[START OF GIVEN DATA]
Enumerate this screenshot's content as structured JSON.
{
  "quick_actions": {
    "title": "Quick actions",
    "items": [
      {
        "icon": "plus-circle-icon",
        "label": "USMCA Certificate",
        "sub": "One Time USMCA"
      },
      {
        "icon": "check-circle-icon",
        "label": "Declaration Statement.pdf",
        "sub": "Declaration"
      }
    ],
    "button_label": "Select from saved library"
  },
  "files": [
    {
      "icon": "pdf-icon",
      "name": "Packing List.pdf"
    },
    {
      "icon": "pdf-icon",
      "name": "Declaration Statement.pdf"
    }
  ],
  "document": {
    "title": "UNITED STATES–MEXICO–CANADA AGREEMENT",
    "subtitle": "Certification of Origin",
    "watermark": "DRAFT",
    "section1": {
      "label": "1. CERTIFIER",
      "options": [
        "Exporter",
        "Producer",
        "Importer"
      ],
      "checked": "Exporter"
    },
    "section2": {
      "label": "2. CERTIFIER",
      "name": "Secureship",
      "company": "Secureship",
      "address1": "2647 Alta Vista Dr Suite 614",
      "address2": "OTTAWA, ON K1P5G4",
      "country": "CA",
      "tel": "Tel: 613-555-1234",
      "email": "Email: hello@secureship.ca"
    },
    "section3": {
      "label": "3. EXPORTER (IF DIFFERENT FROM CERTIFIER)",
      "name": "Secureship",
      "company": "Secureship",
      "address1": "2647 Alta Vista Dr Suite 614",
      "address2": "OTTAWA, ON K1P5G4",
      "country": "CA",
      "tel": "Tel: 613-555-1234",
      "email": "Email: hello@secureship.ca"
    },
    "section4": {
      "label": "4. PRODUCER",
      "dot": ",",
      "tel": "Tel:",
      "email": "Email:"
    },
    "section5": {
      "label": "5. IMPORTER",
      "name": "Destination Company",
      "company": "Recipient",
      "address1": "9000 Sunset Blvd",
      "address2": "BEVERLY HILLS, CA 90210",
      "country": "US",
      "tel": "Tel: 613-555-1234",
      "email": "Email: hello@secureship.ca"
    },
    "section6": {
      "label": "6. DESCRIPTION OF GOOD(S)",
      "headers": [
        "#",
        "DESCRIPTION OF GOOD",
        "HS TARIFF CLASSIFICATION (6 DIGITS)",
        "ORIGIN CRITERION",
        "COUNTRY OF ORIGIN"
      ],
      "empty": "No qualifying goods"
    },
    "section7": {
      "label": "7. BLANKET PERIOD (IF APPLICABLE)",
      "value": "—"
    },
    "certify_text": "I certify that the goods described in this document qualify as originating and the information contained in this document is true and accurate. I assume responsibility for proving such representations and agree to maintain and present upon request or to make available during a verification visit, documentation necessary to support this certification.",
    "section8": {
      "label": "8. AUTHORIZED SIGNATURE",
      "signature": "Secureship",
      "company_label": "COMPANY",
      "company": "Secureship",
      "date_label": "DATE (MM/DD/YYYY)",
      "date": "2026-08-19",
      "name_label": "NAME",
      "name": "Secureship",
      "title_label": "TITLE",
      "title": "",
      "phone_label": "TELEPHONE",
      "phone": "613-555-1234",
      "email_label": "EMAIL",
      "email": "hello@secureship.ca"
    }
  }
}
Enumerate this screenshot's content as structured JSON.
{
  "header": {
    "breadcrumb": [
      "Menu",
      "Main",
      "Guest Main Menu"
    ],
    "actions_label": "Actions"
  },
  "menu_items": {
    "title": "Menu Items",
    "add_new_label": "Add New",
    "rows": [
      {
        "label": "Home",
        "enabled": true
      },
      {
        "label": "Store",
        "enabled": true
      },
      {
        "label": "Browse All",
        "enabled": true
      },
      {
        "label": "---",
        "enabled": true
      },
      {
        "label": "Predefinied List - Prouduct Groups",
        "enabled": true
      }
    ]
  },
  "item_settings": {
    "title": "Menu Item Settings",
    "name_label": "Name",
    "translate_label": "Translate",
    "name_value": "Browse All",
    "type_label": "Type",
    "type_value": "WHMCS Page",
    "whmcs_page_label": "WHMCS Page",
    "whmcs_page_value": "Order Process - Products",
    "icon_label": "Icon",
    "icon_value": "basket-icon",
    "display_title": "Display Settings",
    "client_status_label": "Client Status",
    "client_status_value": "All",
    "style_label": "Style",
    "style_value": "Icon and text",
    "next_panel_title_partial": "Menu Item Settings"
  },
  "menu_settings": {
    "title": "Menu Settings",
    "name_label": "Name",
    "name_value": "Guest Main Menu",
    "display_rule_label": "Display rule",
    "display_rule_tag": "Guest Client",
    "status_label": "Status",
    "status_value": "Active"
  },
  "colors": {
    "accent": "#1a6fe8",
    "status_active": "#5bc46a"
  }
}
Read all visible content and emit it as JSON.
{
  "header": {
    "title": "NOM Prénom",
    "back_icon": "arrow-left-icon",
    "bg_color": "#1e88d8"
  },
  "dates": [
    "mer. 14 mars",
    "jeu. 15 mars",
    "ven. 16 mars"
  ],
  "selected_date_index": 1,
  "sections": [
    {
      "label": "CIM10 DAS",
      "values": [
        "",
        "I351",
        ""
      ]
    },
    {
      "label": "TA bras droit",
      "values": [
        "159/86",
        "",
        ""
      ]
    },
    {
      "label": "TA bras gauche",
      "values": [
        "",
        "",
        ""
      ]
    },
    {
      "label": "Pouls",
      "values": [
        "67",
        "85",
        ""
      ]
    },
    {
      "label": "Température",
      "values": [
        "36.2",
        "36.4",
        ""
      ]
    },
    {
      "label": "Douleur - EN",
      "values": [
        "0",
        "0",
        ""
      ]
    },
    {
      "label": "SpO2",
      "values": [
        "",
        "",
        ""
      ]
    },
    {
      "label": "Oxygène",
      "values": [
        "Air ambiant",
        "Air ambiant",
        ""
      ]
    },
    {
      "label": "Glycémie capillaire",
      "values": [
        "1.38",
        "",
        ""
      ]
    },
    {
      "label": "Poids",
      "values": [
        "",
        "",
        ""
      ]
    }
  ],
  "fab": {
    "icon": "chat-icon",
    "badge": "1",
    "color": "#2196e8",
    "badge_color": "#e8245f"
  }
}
[END OF GIVEN DATA]
* **DIRECTIVE**: Word for word, extract all the records.

* **FULL ANSWER**:
Enumerate this screenshot's content as structured JSON.
{
  "quick_actions": {
    "title": "Quick actions",
    "items": [
      {
        "icon": "plus-circle-icon",
        "label": "USMCA Certificate",
        "sub": "One Time USMCA"
      },
      {
        "icon": "check-circle-icon",
        "label": "Declaration Statement.pdf",
        "sub": "Declaration"
      }
    ],
    "button_label": "Select from saved library"
  },
  "files": [
    {
      "icon": "pdf-icon",
      "name": "Packing List.pdf"
    },
    {
      "icon": "pdf-icon",
      "name": "Declaration Statement.pdf"
    }
  ],
  "document": {
    "title": "UNITED STATES–MEXICO–CANADA AGREEMENT",
    "subtitle": "Certification of Origin",
    "watermark": "DRAFT",
    "section1": {
      "label": "1. CERTIFIER",
      "options": [
        "Exporter",
        "Producer",
        "Importer"
      ],
      "checked": "Exporter"
    },
    "section2": {
      "label": "2. CERTIFIER",
      "name": "Secureship",
      "company": "Secureship",
      "address1": "2647 Alta Vista Dr Suite 614",
      "address2": "OTTAWA, ON K1P5G4",
      "country": "CA",
      "tel": "Tel: 613-555-1234",
      "email": "Email: hello@secureship.ca"
    },
    "section3": {
      "label": "3. EXPORTER (IF DIFFERENT FROM CERTIFIER)",
      "name": "Secureship",
      "company": "Secureship",
      "address1": "2647 Alta Vista Dr Suite 614",
      "address2": "OTTAWA, ON K1P5G4",
      "country": "CA",
      "tel": "Tel: 613-555-1234",
      "email": "Email: hello@secureship.ca"
    },
    "section4": {
      "label": "4. PRODUCER",
      "dot": ",",
      "tel": "Tel:",
      "email": "Email:"
    },
    "section5": {
      "label": "5. IMPORTER",
      "name": "Destination Company",
      "company": "Recipient",
      "address1": "9000 Sunset Blvd",
      "address2": "BEVERLY HILLS, CA 90210",
      "country": "US",
      "tel": "Tel: 613-555-1234",
      "email": "Email: hello@secureship.ca"
    },
    "section6": {
      "label": "6. DESCRIPTION OF GOOD(S)",
      "headers": [
        "#",
        "DESCRIPTION OF GOOD",
        "HS TARIFF CLASSIFICATION (6 DIGITS)",
        "ORIGIN CRITERION",
        "COUNTRY OF ORIGIN"
      ],
      "empty": "No qualifying goods"
    },
    "section7": {
      "label": "7. BLANKET PERIOD (IF APPLICABLE)",
      "value": "—"
    },
    "certify_text": "I certify that the goods described in this document qualify as originating and the information contained in this document is true and accurate. I assume responsibility for proving such representations and agree to maintain and present upon request or to make available during a verification visit, documentation necessary to support this certification.",
    "section8": {
      "label": "8. AUTHORIZED SIGNATURE",
      "signature": "Secureship",
      "company_label": "COMPANY",
      "company": "Secureship",
      "date_label": "DATE (MM/DD/YYYY)",
      "date": "2026-08-19",
      "name_label": "NAME",
      "name": "Secureship",
      "title_label": "TITLE",
      "title": "",
      "phone_label": "TELEPHONE",
      "phone": "613-555-1234",
      "email_label": "EMAIL",
      "email": "hello@secureship.ca"
    }
  }
}
Enumerate this screenshot's content as structured JSON.
{
  "header": {
    "breadcrumb": [
      "Menu",
      "Main",
      "Guest Main Menu"
    ],
    "actions_label": "Actions"
  },
  "menu_items": {
    "title": "Menu Items",
    "add_new_label": "Add New",
    "rows": [
      {
        "label": "Home",
        "enabled": true
      },
      {
        "label": "Store",
        "enabled": true
      },
      {
        "label": "Browse All",
        "enabled": true
      },
      {
        "label": "---",
        "enabled": true
      },
      {
        "label": "Predefinied List - Prouduct Groups",
        "enabled": true
      }
    ]
  },
  "item_settings": {
    "title": "Menu Item Settings",
    "name_label": "Name",
    "translate_label": "Translate",
    "name_value": "Browse All",
    "type_label": "Type",
    "type_value": "WHMCS Page",
    "whmcs_page_label": "WHMCS Page",
    "whmcs_page_value": "Order Process - Products",
    "icon_label": "Icon",
    "icon_value": "basket-icon",
    "display_title": "Display Settings",
    "client_status_label": "Client Status",
    "client_status_value": "All",
    "style_label": "Style",
    "style_value": "Icon and text",
    "next_panel_title_partial": "Menu Item Settings"
  },
  "menu_settings": {
    "title": "Menu Settings",
    "name_label": "Name",
    "name_value": "Guest Main Menu",
    "display_rule_label": "Display rule",
    "display_rule_tag": "Guest Client",
    "status_label": "Status",
    "status_value": "Active"
  },
  "colors": {
    "accent": "#1a6fe8",
    "status_active": "#5bc46a"
  }
}
Read all visible content and emit it as JSON.
{
  "header": {
    "title": "NOM Prénom",
    "back_icon": "arrow-left-icon",
    "bg_color": "#1e88d8"
  },
  "dates": [
    "mer. 14 mars",
    "jeu. 15 mars",
    "ven. 16 mars"
  ],
  "selected_date_index": 1,
  "sections": [
    {
      "label": "CIM10 DAS",
      "values": [
        "",
        "I351",
        ""
      ]
    },
    {
      "label": "TA bras droit",
      "values": [
        "159/86",
        "",
        ""
      ]
    },
    {
      "label": "TA bras gauche",
      "values": [
        "",
        "",
        ""
      ]
    },
    {
      "label": "Pouls",
      "values": [
        "67",
        "85",
        ""
      ]
    },
    {
      "label": "Température",
      "values": [
        "36.2",
        "36.4",
        ""
      ]
    },
    {
      "label": "Douleur - EN",
      "values": [
        "0",
        "0",
        ""
      ]
    },
    {
      "label": "SpO2",
      "values": [
        "",
        "",
        ""
      ]
    },
    {
      "label": "Oxygène",
      "values": [
        "Air ambiant",
        "Air ambiant",
        ""
      ]
    },
    {
      "label": "Glycémie capillaire",
      "values": [
        "1.38",
        "",
        ""
      ]
    },
    {
      "label": "Poids",
      "values": [
        "",
        "",
        ""
      ]
    }
  ],
  "fab": {
    "icon": "chat-icon",
    "badge": "1",
    "color": "#2196e8",
    "badge_color": "#e8245f"
  }
}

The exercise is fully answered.